PROBLEM TO SOLVE:
A faithful transcription of all the data is required.

GIVEN DATA:
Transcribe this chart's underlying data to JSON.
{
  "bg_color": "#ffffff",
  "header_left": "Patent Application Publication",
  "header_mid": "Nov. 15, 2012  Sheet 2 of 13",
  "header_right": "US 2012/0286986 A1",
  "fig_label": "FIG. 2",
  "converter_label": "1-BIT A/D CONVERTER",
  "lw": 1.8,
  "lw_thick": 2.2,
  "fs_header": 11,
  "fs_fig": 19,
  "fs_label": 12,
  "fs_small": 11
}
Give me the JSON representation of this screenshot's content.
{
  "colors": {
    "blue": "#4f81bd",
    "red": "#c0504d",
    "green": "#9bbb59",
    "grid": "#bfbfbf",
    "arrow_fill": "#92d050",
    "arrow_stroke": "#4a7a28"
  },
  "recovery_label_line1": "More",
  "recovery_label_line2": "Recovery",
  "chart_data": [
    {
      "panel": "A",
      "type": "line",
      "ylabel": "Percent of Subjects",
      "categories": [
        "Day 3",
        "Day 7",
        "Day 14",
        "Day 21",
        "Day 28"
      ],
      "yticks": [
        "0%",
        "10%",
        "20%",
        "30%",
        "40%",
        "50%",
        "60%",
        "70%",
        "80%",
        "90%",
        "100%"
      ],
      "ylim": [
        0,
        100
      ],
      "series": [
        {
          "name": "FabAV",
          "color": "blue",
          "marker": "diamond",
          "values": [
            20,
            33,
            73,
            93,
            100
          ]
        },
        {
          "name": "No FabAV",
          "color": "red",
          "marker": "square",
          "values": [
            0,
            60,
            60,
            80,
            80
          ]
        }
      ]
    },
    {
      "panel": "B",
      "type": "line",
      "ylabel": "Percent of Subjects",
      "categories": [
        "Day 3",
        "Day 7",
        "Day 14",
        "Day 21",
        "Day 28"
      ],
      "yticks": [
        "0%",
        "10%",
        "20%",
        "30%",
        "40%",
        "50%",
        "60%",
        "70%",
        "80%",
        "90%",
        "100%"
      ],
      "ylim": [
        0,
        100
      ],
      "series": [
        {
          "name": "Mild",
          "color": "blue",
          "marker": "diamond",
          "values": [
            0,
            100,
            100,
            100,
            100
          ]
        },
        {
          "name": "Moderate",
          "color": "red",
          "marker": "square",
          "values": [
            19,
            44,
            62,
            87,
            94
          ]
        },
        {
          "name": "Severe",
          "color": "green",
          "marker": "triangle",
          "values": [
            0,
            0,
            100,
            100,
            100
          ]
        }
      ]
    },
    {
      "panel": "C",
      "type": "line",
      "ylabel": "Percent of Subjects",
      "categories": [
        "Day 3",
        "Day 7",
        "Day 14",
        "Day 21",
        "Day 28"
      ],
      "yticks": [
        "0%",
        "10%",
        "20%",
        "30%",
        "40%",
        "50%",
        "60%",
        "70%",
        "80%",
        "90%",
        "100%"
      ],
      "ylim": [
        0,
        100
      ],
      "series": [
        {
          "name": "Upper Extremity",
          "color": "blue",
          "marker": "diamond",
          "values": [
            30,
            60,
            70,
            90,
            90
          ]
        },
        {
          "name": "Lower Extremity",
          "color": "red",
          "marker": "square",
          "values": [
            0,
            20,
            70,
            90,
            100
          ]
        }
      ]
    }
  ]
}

WRITTEN SOLUTION:
Transcribe this chart's underlying data to JSON.
{
  "bg_color": "#ffffff",
  "header_left": "Patent Application Publication",
  "header_mid": "Nov. 15, 2012  Sheet 2 of 13",
  "header_right": "US 2012/0286986 A1",
  "fig_label": "FIG. 2",
  "converter_label": "1-BIT A/D CONVERTER",
  "lw": 1.8,
  "lw_thick": 2.2,
  "fs_header": 11,
  "fs_fig": 19,
  "fs_label": 12,
  "fs_small": 11
}
Give me the JSON representation of this screenshot's content.
{
  "colors": {
    "blue": "#4f81bd",
    "red": "#c0504d",
    "green": "#9bbb59",
    "grid": "#bfbfbf",
    "arrow_fill": "#92d050",
    "arrow_stroke": "#4a7a28"
  },
  "recovery_label_line1": "More",
  "recovery_label_line2": "Recovery",
  "chart_data": [
    {
      "panel": "A",
      "type": "line",
      "ylabel": "Percent of Subjects",
      "categories": [
        "Day 3",
        "Day 7",
        "Day 14",
        "Day 21",
        "Day 28"
      ],
      "yticks": [
        "0%",
        "10%",
        "20%",
        "30%",
        "40%",
        "50%",
        "60%",
        "70%",
        "80%",
        "90%",
        "100%"
      ],
      "ylim": [
        0,
        100
      ],
      "series": [
        {
          "name": "FabAV",
          "color": "blue",
          "marker": "diamond",
          "values": [
            20,
            33,
            73,
            93,
            100
          ]
        },
        {
          "name": "No FabAV",
          "color": "red",
          "marker": "square",
          "values": [
            0,
            60,
            60,
            80,
            80
          ]
        }
      ]
    },
    {
      "panel": "B",
      "type": "line",
      "ylabel": "Percent of Subjects",
      "categories": [
        "Day 3",
        "Day 7",
        "Day 14",
        "Day 21",
        "Day 28"
      ],
      "yticks": [
        "0%",
        "10%",
        "20%",
        "30%",
        "40%",
        "50%",
        "60%",
        "70%",
        "80%",
        "90%",
        "100%"
      ],
      "ylim": [
        0,
        100
      ],
      "series": [
        {
          "name": "Mild",
          "color": "blue",
          "marker": "diamond",
          "values": [
            0,
            100,
            100,
            100,
            100
          ]
        },
        {
          "name": "Moderate",
          "color": "red",
          "marker": "square",
          "values": [
            19,
            44,
            62,
            87,
            94
          ]
        },
        {
          "name": "Severe",
          "color": "green",
          "marker": "triangle",
          "values": [
            0,
            0,
            100,
            100,
            100
          ]
        }
      ]
    },
    {
      "panel": "C",
      "type": "line",
      "ylabel": "Percent of Subjects",
      "categories": [
        "Day 3",
        "Day 7",
        "Day 14",
        "Day 21",
        "Day 28"
      ],
      "yticks": [
        "0%",
        "10%",
        "20%",
        "30%",
        "40%",
        "50%",
        "60%",
        "70%",
        "80%",
        "90%",
        "100%"
      ],
      "ylim": [
        0,
        100
      ],
      "series": [
        {
          "name": "Upper Extremity",
          "color": "blue",
          "marker": "diamond",
          "values": [
            30,
            60,
            70,
            90,
            90
          ]
        },
        {
          "name": "Lower Extremity",
          "color": "red",
          "marker": "square",
          "values": [
            0,
            20,
            70,
            90,
            100
          ]
        }
      ]
    }
  ]
}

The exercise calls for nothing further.